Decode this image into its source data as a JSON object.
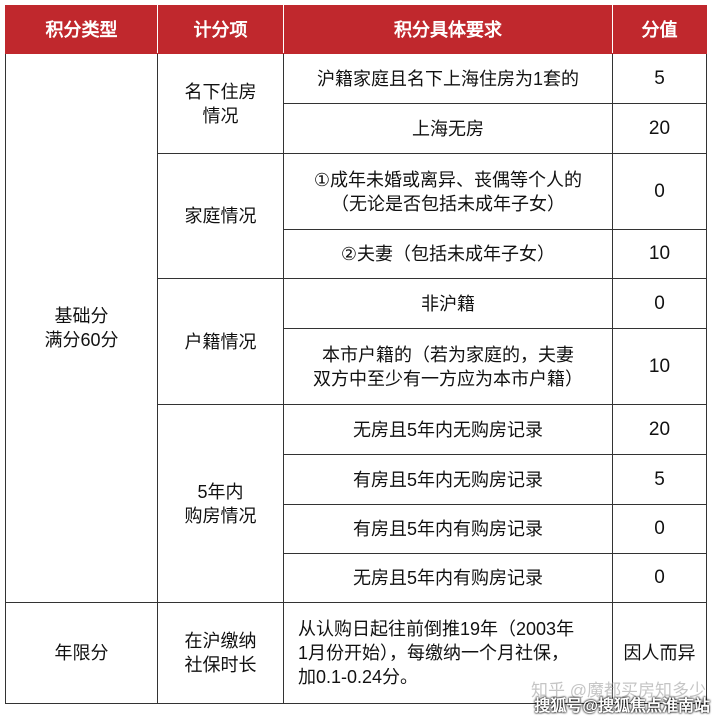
{
  "headers": [
    "积分类型",
    "计分项",
    "积分具体要求",
    "分值"
  ],
  "base": {
    "type": "基础分\n满分60分",
    "groups": [
      {
        "item": "名下住房\n情况",
        "rows": [
          {
            "req": "沪籍家庭且名下上海住房为1套的",
            "score": "5"
          },
          {
            "req": "上海无房",
            "score": "20"
          }
        ]
      },
      {
        "item": "家庭情况",
        "rows": [
          {
            "req": "①成年未婚或离异、丧偶等个人的\n（无论是否包括未成年子女）",
            "score": "0"
          },
          {
            "req": "②夫妻（包括未成年子女）",
            "score": "10"
          }
        ]
      },
      {
        "item": "户籍情况",
        "rows": [
          {
            "req": "非沪籍",
            "score": "0"
          },
          {
            "req": "本市户籍的（若为家庭的，夫妻\n双方中至少有一方应为本市户籍）",
            "score": "10"
          }
        ]
      },
      {
        "item": "5年内\n购房情况",
        "rows": [
          {
            "req": "无房且5年内无购房记录",
            "score": "20"
          },
          {
            "req": "有房且5年内无购房记录",
            "score": "5"
          },
          {
            "req": "有房且5年内有购房记录",
            "score": "0"
          },
          {
            "req": "无房且5年内有购房记录",
            "score": "0"
          }
        ]
      }
    ]
  },
  "years": {
    "type": "年限分",
    "item": "在沪缴纳\n社保时长",
    "req": "从认购日起往前倒推19年（2003年\n1月份开始），每缴纳一个月社保，\n加0.1-0.24分。",
    "score": "因人而异"
  },
  "watermarks": [
    "知乎 @魔都买房知多少",
    "搜狐号@搜狐焦点淮南站"
  ],
  "colors": {
    "header": "#c0282d"
  }
}
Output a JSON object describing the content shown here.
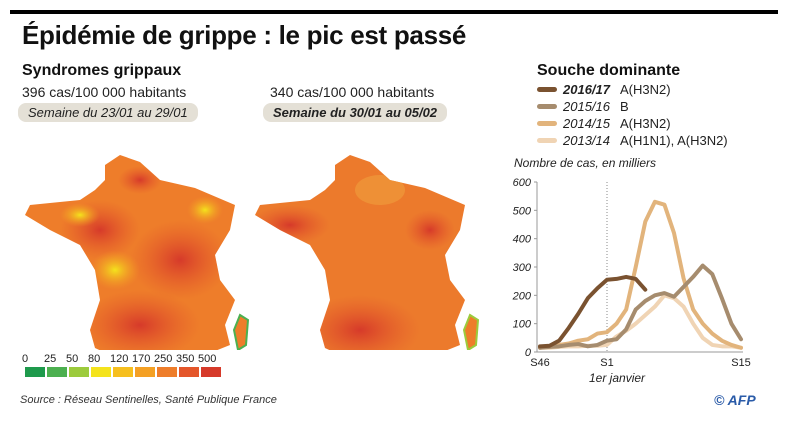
{
  "title": "Épidémie de grippe : le pic est passé",
  "maps": {
    "heading": "Syndromes grippaux",
    "left": {
      "rate": "396 cas/100 000 habitants",
      "week": "Semaine du 23/01 au 29/01"
    },
    "right": {
      "rate": "340 cas/100 000 habitants",
      "week": "Semaine du 30/01 au 05/02"
    },
    "scale": {
      "labels": [
        "0",
        "25",
        "50",
        "80",
        "120",
        "170",
        "250",
        "350",
        "500"
      ],
      "colors": [
        "#1e9a4c",
        "#4cb050",
        "#9ccb3c",
        "#f4e31c",
        "#f6bf1e",
        "#f4a024",
        "#ee7d2a",
        "#e4562a",
        "#d63a2a"
      ]
    }
  },
  "source": "Source : Réseau Sentinelles, Santé Publique France",
  "logo": "© AFP",
  "strains": {
    "heading": "Souche dominante",
    "items": [
      {
        "season": "2016/17",
        "strain": "A(H3N2)",
        "color": "#7a5230"
      },
      {
        "season": "2015/16",
        "strain": "B",
        "color": "#a68c6e"
      },
      {
        "season": "2014/15",
        "strain": "A(H3N2)",
        "color": "#e2b47c"
      },
      {
        "season": "2013/14",
        "strain": "A(H1N1), A(H3N2)",
        "color": "#f0d4b4"
      }
    ]
  },
  "chart_data": {
    "type": "line",
    "ylabel": "Nombre de cas, en milliers",
    "ylim": [
      0,
      600
    ],
    "yticks": [
      "0",
      "100",
      "200",
      "300",
      "400",
      "500",
      "600"
    ],
    "xticks": [
      "S46",
      "S1",
      "S15"
    ],
    "x_annotation": "1er janvier",
    "x_weeks": [
      "S46",
      "S47",
      "S48",
      "S49",
      "S50",
      "S51",
      "S52",
      "S1",
      "S2",
      "S3",
      "S4",
      "S5",
      "S6",
      "S7",
      "S8",
      "S9",
      "S10",
      "S11",
      "S12",
      "S13",
      "S14",
      "S15"
    ],
    "series": [
      {
        "name": "2013/14",
        "values": [
          15,
          15,
          18,
          20,
          20,
          22,
          22,
          25,
          55,
          75,
          100,
          130,
          160,
          200,
          190,
          160,
          100,
          50,
          25,
          20,
          20,
          15
        ]
      },
      {
        "name": "2014/15",
        "values": [
          15,
          20,
          25,
          30,
          40,
          45,
          65,
          70,
          100,
          150,
          300,
          460,
          530,
          520,
          420,
          260,
          150,
          100,
          65,
          40,
          25,
          15
        ]
      },
      {
        "name": "2015/16",
        "values": [
          15,
          18,
          20,
          25,
          28,
          20,
          25,
          40,
          45,
          80,
          150,
          180,
          200,
          208,
          195,
          230,
          265,
          305,
          275,
          190,
          100,
          45
        ]
      },
      {
        "name": "2016/17",
        "values": [
          20,
          22,
          40,
          85,
          135,
          190,
          225,
          255,
          258,
          265,
          258,
          220
        ]
      }
    ]
  }
}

____________________

What you have to do | Transcribe every line from the records above without alteration, and leave out the images.

The solution |
Decode this image into its source data as a JSON object.
{
  "headers": [
    "积分类型",
    "计分项",
    "积分具体要求",
    "分值"
  ],
  "base": {
    "type": "基础分\n满分60分",
    "groups": [
      {
        "item": "名下住房\n情况",
        "rows": [
          {
            "req": "沪籍家庭且名下上海住房为1套的",
            "score": "5"
          },
          {
            "req": "上海无房",
            "score": "20"
          }
        ]
      },
      {
        "item": "家庭情况",
        "rows": [
          {
            "req": "①成年未婚或离异、丧偶等个人的\n（无论是否包括未成年子女）",
            "score": "0"
          },
          {
            "req": "②夫妻（包括未成年子女）",
            "score": "10"
          }
        ]
      },
      {
        "item": "户籍情况",
        "rows": [
          {
            "req": "非沪籍",
            "score": "0"
          },
          {
            "req": "本市户籍的（若为家庭的，夫妻\n双方中至少有一方应为本市户籍）",
            "score": "10"
          }
        ]
      },
      {
        "item": "5年内\n购房情况",
        "rows": [
          {
            "req": "无房且5年内无购房记录",
            "score": "20"
          },
          {
            "req": "有房且5年内无购房记录",
            "score": "5"
          },
          {
            "req": "有房且5年内有购房记录",
            "score": "0"
          },
          {
            "req": "无房且5年内有购房记录",
            "score": "0"
          }
        ]
      }
    ]
  },
  "years": {
    "type": "年限分",
    "item": "在沪缴纳\n社保时长",
    "req": "从认购日起往前倒推19年（2003年\n1月份开始），每缴纳一个月社保，\n加0.1-0.24分。",
    "score": "因人而异"
  },
  "watermarks": [
    "知乎 @魔都买房知多少",
    "搜狐号@搜狐焦点淮南站"
  ],
  "colors": {
    "header": "#c0282d"
  }
}
Output a JSON object describing the content shown here.
{
  "title": "Épidémie de grippe : le pic est passé",
  "maps": {
    "heading": "Syndromes grippaux",
    "left": {
      "rate": "396 cas/100 000 habitants",
      "week": "Semaine du 23/01 au 29/01"
    },
    "right": {
      "rate": "340 cas/100 000 habitants",
      "week": "Semaine du 30/01 au 05/02"
    },
    "scale": {
      "labels": [
        "0",
        "25",
        "50",
        "80",
        "120",
        "170",
        "250",
        "350",
        "500"
      ],
      "colors": [
        "#1e9a4c",
        "#4cb050",
        "#9ccb3c",
        "#f4e31c",
        "#f6bf1e",
        "#f4a024",
        "#ee7d2a",
        "#e4562a",
        "#d63a2a"
      ]
    }
  },
  "source": "Source : Réseau Sentinelles, Santé Publique France",
  "logo": "© AFP",
  "strains": {
    "heading": "Souche dominante",
    "items": [
      {
        "season": "2016/17",
        "strain": "A(H3N2)",
        "color": "#7a5230"
      },
      {
        "season": "2015/16",
        "strain": "B",
        "color": "#a68c6e"
      },
      {
        "season": "2014/15",
        "strain": "A(H3N2)",
        "color": "#e2b47c"
      },
      {
        "season": "2013/14",
        "strain": "A(H1N1), A(H3N2)",
        "color": "#f0d4b4"
      }
    ]
  },
  "chart_data": {
    "type": "line",
    "ylabel": "Nombre de cas, en milliers",
    "ylim": [
      0,
      600
    ],
    "yticks": [
      "0",
      "100",
      "200",
      "300",
      "400",
      "500",
      "600"
    ],
    "xticks": [
      "S46",
      "S1",
      "S15"
    ],
    "x_annotation": "1er janvier",
    "x_weeks": [
      "S46",
      "S47",
      "S48",
      "S49",
      "S50",
      "S51",
      "S52",
      "S1",
      "S2",
      "S3",
      "S4",
      "S5",
      "S6",
      "S7",
      "S8",
      "S9",
      "S10",
      "S11",
      "S12",
      "S13",
      "S14",
      "S15"
    ],
    "series": [
      {
        "name": "2013/14",
        "values": [
          15,
          15,
          18,
          20,
          20,
          22,
          22,
          25,
          55,
          75,
          100,
          130,
          160,
          200,
          190,
          160,
          100,
          50,
          25,
          20,
          20,
          15
        ]
      },
      {
        "name": "2014/15",
        "values": [
          15,
          20,
          25,
          30,
          40,
          45,
          65,
          70,
          100,
          150,
          300,
          460,
          530,
          520,
          420,
          260,
          150,
          100,
          65,
          40,
          25,
          15
        ]
      },
      {
        "name": "2015/16",
        "values": [
          15,
          18,
          20,
          25,
          28,
          20,
          25,
          40,
          45,
          80,
          150,
          180,
          200,
          208,
          195,
          230,
          265,
          305,
          275,
          190,
          100,
          45
        ]
      },
      {
        "name": "2016/17",
        "values": [
          20,
          22,
          40,
          85,
          135,
          190,
          225,
          255,
          258,
          265,
          258,
          220
        ]
      }
    ]
  }
}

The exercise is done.